● What is expected
Check each line of the records below and collect those holding "tempered".

====== Provided information

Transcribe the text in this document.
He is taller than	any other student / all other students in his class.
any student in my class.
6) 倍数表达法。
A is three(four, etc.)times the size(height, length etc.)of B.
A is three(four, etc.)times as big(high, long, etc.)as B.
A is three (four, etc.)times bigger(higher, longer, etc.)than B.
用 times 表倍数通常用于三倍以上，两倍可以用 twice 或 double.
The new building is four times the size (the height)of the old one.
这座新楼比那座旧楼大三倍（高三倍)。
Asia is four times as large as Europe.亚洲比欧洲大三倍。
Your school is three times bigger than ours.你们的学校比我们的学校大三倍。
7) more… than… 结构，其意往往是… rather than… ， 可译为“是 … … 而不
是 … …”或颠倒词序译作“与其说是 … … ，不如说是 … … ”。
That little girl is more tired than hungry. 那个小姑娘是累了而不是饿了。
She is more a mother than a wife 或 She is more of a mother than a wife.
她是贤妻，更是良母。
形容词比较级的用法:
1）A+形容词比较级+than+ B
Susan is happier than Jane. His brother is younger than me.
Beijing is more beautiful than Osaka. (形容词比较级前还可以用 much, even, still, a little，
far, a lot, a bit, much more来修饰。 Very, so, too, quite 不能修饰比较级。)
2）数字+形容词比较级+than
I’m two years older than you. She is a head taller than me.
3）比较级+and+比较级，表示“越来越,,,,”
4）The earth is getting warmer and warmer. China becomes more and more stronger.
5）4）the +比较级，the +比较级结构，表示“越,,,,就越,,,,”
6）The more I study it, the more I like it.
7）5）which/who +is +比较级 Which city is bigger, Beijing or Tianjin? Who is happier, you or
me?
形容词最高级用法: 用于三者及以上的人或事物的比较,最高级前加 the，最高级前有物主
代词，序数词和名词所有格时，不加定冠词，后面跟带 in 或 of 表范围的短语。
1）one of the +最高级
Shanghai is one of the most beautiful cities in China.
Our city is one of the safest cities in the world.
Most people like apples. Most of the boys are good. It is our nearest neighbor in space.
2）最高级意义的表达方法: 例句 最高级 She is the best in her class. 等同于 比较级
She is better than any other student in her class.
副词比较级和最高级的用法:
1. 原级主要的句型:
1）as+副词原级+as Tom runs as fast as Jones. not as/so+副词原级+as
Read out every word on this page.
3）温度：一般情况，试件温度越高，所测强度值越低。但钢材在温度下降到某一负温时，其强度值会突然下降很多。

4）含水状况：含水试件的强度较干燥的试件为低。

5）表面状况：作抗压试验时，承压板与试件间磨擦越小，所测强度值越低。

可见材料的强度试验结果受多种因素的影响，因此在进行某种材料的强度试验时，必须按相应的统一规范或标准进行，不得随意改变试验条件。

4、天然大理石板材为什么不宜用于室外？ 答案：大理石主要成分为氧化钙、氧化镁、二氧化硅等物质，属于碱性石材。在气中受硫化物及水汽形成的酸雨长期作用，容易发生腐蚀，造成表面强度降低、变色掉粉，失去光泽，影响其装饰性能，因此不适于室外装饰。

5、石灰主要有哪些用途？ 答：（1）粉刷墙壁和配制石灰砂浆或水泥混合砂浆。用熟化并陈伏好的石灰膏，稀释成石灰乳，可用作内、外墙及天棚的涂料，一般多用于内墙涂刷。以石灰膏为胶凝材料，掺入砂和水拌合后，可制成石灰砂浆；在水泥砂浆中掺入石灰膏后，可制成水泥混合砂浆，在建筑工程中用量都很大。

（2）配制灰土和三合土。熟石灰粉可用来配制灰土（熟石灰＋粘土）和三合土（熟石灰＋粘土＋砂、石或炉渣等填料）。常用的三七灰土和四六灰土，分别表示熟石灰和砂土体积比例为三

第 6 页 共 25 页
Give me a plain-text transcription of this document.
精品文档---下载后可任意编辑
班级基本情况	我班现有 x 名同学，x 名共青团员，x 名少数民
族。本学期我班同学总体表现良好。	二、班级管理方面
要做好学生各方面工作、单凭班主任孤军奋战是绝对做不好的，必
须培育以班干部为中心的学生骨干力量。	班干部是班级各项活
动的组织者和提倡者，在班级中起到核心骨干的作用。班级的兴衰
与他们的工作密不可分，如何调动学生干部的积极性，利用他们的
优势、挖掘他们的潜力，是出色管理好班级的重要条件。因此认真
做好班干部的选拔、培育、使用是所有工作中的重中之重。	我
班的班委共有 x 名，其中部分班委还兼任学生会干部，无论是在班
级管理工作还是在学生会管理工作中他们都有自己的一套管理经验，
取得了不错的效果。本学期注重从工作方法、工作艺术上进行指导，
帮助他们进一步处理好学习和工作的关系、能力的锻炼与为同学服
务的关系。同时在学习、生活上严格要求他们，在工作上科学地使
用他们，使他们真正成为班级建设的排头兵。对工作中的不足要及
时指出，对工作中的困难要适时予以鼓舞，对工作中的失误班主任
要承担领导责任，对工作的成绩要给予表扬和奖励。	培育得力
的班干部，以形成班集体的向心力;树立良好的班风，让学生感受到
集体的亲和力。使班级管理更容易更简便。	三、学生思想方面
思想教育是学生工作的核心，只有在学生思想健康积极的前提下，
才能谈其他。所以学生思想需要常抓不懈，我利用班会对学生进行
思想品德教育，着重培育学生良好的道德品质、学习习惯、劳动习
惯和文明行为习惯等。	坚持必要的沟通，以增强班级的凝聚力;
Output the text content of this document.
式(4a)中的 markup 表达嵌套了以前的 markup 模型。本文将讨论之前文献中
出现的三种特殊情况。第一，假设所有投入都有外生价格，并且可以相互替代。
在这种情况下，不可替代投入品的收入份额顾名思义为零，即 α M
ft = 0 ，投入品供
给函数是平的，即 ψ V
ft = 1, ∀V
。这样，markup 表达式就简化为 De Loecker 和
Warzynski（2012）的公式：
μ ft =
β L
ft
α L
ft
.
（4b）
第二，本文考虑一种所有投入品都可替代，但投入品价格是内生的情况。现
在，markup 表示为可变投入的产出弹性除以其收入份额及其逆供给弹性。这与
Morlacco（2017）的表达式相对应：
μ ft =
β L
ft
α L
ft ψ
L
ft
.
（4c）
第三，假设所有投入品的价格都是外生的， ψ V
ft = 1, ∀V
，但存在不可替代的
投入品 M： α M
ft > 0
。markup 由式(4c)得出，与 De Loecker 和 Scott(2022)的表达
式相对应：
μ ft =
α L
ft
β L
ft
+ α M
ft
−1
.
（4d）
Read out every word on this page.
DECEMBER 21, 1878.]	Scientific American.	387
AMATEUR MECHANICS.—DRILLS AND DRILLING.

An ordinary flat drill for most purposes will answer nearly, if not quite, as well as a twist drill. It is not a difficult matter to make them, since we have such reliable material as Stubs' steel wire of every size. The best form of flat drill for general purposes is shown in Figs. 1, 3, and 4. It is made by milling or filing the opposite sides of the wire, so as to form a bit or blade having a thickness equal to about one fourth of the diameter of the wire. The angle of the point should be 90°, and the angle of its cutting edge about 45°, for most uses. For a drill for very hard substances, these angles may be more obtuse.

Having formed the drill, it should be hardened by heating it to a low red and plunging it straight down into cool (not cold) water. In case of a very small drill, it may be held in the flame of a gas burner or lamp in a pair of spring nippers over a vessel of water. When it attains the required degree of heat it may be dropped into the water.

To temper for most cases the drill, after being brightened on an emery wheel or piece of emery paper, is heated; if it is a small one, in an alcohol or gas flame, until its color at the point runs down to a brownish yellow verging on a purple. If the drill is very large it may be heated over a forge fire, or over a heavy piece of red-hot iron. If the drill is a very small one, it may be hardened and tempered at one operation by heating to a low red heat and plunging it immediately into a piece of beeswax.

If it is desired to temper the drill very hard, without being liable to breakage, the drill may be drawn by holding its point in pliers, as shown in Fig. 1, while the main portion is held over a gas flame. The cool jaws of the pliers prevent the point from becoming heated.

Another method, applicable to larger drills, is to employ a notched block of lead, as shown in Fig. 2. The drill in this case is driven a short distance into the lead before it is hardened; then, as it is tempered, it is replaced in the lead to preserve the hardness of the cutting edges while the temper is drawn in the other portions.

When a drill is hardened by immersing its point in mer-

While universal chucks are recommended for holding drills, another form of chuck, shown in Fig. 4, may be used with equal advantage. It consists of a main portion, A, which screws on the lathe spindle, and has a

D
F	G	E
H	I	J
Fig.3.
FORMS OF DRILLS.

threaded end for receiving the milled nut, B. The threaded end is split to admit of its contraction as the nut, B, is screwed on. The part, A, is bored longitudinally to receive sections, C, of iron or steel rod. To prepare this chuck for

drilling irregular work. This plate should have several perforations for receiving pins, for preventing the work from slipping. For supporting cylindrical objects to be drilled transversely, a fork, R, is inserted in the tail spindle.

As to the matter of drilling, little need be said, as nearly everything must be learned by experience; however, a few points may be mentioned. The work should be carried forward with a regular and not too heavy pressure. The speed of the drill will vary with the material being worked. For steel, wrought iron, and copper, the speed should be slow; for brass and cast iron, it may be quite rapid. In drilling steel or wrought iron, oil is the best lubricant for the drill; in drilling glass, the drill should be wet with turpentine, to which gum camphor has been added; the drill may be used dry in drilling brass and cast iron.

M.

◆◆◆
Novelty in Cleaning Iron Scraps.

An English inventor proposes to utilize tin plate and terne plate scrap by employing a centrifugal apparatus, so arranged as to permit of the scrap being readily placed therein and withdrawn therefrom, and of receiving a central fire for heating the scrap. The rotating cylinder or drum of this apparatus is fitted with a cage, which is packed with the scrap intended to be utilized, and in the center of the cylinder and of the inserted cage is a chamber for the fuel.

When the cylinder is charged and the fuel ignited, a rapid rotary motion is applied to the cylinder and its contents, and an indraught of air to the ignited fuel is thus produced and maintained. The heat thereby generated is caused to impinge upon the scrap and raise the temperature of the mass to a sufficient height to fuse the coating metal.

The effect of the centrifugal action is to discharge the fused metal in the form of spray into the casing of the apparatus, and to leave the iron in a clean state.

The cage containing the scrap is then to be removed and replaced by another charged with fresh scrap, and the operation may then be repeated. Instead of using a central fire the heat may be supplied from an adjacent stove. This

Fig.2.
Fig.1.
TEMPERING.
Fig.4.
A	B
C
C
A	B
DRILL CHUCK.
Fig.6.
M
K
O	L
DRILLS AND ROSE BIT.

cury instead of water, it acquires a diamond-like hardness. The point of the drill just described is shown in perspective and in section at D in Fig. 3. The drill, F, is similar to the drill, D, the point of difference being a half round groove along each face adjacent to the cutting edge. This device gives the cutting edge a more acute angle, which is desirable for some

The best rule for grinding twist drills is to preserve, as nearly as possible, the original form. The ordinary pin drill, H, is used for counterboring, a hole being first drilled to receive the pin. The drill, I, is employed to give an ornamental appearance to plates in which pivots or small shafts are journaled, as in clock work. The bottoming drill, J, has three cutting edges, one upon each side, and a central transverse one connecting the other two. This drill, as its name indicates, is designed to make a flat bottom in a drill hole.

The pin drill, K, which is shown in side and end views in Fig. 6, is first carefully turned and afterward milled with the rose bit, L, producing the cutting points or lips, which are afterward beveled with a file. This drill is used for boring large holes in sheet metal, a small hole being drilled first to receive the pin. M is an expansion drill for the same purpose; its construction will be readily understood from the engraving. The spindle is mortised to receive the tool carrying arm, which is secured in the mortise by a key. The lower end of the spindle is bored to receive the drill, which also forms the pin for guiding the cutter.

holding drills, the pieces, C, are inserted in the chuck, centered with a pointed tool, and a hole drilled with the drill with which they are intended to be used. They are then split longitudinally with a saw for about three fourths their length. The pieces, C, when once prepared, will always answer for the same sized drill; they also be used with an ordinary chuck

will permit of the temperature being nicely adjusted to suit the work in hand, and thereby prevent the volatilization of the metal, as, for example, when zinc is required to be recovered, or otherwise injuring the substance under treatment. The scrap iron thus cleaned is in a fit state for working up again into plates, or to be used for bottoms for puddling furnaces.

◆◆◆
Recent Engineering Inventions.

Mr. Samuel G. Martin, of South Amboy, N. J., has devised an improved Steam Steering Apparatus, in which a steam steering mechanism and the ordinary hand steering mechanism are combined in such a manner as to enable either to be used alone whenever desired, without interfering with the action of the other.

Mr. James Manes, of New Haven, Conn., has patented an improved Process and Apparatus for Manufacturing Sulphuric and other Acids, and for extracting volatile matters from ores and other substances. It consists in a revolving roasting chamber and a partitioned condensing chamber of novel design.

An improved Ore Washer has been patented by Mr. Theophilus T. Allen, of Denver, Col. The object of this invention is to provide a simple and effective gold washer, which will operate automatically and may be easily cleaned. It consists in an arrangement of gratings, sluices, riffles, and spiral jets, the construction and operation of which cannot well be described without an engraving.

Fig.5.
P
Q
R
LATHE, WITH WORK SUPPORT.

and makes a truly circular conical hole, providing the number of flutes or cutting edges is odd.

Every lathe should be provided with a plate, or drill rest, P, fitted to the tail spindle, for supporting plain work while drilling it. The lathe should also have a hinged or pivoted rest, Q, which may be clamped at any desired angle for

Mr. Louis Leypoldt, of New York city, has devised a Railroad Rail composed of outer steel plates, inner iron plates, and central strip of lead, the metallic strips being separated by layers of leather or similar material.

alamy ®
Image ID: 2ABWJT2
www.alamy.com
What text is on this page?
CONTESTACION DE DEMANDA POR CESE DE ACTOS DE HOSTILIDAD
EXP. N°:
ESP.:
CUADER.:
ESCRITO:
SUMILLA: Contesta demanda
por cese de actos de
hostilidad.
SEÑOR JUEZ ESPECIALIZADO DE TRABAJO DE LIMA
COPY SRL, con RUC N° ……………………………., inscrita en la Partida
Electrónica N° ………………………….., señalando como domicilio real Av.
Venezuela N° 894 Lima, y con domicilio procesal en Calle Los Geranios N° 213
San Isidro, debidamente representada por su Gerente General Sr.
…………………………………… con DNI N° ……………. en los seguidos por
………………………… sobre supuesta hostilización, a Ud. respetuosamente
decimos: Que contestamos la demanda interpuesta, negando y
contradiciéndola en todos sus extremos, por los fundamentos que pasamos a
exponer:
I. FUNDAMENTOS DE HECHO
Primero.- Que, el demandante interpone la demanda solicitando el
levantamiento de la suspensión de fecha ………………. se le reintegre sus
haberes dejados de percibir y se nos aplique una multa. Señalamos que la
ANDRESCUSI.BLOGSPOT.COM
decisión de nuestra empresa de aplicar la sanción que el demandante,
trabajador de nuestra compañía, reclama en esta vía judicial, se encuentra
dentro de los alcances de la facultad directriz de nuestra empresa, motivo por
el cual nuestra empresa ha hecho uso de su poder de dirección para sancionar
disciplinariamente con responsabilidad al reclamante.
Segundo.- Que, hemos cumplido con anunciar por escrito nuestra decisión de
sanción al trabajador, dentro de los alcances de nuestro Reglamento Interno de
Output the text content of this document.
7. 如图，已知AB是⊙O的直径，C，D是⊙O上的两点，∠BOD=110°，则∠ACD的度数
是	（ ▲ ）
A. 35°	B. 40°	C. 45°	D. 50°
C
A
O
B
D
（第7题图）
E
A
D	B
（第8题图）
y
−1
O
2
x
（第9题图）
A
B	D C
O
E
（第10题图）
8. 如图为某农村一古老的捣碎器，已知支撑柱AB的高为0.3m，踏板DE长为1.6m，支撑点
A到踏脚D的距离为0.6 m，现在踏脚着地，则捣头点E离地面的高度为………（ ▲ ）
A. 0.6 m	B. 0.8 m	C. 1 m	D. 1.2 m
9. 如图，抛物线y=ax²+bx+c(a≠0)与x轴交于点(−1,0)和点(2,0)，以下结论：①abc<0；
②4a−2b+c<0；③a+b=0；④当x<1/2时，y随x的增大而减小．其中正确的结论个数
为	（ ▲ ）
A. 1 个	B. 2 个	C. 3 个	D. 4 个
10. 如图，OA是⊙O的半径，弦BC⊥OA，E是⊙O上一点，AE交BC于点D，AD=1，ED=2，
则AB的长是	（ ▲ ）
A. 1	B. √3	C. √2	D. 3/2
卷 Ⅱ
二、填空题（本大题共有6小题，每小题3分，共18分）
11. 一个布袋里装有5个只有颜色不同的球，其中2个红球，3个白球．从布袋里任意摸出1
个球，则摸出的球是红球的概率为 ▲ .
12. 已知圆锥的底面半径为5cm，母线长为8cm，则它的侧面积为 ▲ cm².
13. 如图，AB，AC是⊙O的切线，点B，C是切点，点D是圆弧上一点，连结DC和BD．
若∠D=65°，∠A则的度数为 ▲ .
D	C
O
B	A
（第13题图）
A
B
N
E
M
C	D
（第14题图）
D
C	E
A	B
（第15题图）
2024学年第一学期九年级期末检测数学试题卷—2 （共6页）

============

● Final answer
To temper for most cases the drill, after being brightened on an emery wheel or piece of emery paper, is heated; if it is a small one, in an alcohol or gas flame, until its color at the point runs down to a brownish yellow verging on a purple. If the drill is very large it may be heated over a forge fire, or over a heavy piece of red-hot iron. If the drill is a very small one, it may be hardened and tempered at one operation by heating to a low red heat and plunging it immediately into a piece of beeswax.
Another method, applicable to larger drills, is to employ a notched block of lead, as shown in Fig. 2. The drill in this case is driven a short distance into the lead before it is hardened; then, as it is tempered, it is replaced in the lead to preserve the hardness of the cutting edges while the temper is drawn in the other portions.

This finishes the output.